◆ Work to complete ◆
Can you copy out, character for character, every line from the first line of the items through the line containing "toggle-knob bbox=[613, 628, 638, 653]", with that line included?

* * * * * * *

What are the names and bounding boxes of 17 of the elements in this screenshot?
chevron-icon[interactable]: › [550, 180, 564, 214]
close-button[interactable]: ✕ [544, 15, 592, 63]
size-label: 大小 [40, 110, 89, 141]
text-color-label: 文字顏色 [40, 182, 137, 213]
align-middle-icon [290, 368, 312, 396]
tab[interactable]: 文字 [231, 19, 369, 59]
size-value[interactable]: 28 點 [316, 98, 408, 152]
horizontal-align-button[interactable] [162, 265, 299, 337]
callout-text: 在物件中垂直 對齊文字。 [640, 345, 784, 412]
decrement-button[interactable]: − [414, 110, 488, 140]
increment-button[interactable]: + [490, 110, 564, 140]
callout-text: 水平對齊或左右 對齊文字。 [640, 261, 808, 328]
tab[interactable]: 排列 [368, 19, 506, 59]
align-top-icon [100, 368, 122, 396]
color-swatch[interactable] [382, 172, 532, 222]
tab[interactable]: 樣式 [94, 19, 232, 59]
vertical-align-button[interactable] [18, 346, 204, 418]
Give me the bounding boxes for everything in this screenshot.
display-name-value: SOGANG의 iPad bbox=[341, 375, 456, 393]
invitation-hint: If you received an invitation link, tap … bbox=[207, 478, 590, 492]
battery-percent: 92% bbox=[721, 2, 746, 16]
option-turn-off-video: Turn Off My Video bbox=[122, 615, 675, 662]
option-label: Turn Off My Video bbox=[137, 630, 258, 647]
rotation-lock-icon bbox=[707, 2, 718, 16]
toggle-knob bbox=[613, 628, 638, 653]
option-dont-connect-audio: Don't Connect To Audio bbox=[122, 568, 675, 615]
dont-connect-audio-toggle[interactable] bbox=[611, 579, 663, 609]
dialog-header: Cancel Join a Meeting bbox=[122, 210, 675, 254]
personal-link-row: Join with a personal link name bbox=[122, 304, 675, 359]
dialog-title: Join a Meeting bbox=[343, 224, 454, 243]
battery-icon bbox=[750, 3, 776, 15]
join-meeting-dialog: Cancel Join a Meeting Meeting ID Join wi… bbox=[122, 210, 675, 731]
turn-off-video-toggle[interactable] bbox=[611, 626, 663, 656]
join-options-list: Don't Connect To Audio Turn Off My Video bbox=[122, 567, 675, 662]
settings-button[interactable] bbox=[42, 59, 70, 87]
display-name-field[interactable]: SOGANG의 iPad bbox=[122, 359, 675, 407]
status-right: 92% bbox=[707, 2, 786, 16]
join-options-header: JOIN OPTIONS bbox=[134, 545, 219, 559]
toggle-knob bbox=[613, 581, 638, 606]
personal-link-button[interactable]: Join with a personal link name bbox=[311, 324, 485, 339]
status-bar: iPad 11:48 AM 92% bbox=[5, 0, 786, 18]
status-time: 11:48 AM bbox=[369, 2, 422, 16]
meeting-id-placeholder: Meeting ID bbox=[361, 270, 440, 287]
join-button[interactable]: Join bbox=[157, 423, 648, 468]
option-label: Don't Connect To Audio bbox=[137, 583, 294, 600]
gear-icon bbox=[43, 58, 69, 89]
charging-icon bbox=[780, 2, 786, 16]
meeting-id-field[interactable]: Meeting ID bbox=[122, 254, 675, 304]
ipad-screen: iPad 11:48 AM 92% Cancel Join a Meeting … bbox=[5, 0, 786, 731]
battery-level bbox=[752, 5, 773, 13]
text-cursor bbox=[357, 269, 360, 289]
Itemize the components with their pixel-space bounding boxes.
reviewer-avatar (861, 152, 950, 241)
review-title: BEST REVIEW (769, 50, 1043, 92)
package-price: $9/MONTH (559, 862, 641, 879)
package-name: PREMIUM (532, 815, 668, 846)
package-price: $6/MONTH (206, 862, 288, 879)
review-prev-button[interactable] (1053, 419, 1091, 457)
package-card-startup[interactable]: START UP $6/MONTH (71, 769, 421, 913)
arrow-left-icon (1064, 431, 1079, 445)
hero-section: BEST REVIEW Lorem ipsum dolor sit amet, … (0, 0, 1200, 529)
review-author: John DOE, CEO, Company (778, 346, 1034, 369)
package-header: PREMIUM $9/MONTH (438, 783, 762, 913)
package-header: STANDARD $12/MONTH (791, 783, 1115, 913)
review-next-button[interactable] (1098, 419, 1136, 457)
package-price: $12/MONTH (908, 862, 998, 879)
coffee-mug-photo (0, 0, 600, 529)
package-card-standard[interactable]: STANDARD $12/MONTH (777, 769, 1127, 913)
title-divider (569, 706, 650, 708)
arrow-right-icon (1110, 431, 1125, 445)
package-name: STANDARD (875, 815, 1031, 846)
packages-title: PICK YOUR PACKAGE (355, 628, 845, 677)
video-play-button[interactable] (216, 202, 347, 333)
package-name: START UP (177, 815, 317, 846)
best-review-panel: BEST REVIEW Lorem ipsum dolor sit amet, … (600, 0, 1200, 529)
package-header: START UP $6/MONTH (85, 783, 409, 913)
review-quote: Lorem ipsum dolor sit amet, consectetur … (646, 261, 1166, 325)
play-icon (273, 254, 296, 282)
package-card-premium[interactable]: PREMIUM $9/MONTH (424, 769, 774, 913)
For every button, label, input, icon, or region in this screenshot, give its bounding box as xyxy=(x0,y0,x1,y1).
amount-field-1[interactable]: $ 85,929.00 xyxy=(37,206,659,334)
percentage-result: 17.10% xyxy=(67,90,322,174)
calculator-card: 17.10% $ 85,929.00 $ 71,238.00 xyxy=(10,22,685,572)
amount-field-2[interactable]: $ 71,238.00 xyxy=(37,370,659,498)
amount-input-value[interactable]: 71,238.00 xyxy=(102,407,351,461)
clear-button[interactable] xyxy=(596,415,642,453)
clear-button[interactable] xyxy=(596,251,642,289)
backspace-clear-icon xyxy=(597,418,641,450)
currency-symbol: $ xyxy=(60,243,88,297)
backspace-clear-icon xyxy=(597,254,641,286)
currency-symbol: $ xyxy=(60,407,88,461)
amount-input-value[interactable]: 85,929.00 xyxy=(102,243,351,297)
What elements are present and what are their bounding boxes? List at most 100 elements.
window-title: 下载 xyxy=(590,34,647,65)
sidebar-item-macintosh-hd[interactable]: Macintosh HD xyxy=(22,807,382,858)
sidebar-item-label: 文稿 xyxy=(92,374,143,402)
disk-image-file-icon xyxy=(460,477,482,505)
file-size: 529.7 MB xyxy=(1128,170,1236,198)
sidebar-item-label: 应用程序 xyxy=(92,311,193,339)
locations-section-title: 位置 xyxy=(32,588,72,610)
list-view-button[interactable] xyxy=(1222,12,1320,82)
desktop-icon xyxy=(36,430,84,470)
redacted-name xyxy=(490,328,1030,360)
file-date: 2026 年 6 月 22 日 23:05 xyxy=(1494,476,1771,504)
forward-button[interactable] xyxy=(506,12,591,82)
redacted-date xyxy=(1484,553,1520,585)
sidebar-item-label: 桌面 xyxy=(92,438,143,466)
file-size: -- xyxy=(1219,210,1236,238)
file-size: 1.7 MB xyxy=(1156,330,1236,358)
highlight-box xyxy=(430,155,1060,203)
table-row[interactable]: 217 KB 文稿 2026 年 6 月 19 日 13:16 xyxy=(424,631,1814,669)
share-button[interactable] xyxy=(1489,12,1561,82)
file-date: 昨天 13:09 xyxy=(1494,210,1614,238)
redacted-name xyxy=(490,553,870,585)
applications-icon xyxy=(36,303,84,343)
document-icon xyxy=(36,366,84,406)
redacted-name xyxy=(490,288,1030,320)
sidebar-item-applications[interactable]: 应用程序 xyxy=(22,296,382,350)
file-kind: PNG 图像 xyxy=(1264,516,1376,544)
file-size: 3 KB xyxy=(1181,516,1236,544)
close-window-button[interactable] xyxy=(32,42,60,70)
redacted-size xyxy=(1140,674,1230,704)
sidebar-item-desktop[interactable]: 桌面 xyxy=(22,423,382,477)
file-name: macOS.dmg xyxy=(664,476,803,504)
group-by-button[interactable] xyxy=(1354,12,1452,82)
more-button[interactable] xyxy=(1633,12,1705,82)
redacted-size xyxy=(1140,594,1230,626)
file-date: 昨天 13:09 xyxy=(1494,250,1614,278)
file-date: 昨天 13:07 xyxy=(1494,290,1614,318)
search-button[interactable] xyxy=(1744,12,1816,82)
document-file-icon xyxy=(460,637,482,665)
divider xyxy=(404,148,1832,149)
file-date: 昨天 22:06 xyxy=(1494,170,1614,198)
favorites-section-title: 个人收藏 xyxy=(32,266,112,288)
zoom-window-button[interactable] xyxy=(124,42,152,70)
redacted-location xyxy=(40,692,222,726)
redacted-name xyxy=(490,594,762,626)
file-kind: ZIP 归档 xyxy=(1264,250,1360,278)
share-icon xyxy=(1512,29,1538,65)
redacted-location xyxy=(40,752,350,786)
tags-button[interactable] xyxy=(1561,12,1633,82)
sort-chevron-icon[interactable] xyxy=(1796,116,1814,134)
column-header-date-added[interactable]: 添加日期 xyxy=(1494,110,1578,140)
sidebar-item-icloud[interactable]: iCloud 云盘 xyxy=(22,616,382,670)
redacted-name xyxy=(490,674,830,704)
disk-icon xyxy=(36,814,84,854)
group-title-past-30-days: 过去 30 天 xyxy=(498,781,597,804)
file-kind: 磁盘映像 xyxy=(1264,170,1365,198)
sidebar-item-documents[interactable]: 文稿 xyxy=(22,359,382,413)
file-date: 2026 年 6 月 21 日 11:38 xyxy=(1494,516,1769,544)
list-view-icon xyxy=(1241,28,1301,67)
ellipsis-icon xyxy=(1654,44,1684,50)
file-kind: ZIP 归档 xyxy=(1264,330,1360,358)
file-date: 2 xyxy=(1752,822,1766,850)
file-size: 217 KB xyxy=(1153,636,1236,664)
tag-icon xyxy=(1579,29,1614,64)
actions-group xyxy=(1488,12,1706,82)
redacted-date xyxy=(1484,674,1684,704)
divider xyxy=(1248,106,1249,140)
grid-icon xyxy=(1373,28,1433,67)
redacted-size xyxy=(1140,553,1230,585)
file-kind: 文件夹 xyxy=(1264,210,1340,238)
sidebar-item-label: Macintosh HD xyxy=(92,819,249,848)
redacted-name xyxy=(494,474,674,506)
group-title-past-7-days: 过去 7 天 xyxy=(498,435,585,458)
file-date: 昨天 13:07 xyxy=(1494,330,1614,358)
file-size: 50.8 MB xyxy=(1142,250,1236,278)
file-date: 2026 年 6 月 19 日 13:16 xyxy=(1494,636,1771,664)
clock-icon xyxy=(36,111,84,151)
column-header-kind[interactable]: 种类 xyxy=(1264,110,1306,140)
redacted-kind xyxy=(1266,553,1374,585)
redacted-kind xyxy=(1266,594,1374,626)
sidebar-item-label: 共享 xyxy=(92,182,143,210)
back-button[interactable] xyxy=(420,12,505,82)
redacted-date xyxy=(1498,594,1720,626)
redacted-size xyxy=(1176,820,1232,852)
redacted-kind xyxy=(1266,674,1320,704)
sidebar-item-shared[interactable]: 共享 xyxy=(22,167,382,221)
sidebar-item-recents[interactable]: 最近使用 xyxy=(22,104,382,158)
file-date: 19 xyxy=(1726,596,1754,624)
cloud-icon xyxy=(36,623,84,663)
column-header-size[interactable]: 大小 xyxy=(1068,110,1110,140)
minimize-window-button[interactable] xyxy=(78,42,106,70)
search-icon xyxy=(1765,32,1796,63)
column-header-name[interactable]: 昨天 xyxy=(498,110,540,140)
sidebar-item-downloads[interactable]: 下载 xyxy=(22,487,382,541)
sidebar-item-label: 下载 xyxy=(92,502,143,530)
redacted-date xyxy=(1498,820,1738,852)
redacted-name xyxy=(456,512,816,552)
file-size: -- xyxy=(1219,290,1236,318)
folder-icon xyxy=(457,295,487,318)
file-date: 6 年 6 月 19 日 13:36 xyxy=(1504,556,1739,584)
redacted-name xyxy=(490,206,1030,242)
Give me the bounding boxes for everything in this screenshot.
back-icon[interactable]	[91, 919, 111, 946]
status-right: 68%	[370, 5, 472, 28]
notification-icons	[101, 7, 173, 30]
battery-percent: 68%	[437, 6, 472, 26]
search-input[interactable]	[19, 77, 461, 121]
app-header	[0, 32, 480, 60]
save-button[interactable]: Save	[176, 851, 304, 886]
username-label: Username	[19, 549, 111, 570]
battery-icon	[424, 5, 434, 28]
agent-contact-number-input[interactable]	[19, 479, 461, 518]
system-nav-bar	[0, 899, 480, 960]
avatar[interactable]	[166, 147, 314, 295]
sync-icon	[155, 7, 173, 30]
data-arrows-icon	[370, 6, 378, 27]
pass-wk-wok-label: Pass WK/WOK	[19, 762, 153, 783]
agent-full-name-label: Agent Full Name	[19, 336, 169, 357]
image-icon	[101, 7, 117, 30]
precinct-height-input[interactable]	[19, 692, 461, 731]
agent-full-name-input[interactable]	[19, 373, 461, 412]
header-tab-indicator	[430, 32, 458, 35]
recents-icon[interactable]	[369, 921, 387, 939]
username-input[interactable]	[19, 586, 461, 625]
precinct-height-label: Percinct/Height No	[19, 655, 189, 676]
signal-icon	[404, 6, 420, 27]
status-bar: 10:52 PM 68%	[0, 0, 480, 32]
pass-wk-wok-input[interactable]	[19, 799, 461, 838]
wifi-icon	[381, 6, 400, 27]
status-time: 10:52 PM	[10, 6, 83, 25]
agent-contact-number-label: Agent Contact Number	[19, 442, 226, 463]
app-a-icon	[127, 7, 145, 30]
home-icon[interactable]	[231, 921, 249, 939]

* * * * * * *

◆ Result of the exercise ◆
What are the names and bounding boxes of 17 of the elements in this screenshot?
chevron-icon[interactable]: › [550, 180, 564, 214]
close-button[interactable]: ✕ [544, 15, 592, 63]
size-label: 大小 [40, 110, 89, 141]
text-color-label: 文字顏色 [40, 182, 137, 213]
align-middle-icon [290, 368, 312, 396]
tab[interactable]: 文字 [231, 19, 369, 59]
size-value[interactable]: 28 點 [316, 98, 408, 152]
horizontal-align-button[interactable] [162, 265, 299, 337]
callout-text: 在物件中垂直 對齊文字。 [640, 345, 784, 412]
decrement-button[interactable]: − [414, 110, 488, 140]
increment-button[interactable]: + [490, 110, 564, 140]
callout-text: 水平對齊或左右 對齊文字。 [640, 261, 808, 328]
tab[interactable]: 排列 [368, 19, 506, 59]
align-top-icon [100, 368, 122, 396]
color-swatch[interactable] [382, 172, 532, 222]
tab[interactable]: 樣式 [94, 19, 232, 59]
vertical-align-button[interactable] [18, 346, 204, 418]
Give me the bounding boxes for everything in this screenshot.
display-name-value: SOGANG의 iPad bbox=[341, 375, 456, 393]
invitation-hint: If you received an invitation link, tap … bbox=[207, 478, 590, 492]
battery-percent: 92% bbox=[721, 2, 746, 16]
option-turn-off-video: Turn Off My Video bbox=[122, 615, 675, 662]
option-label: Turn Off My Video bbox=[137, 630, 258, 647]
rotation-lock-icon bbox=[707, 2, 718, 16]
toggle-knob bbox=[613, 628, 638, 653]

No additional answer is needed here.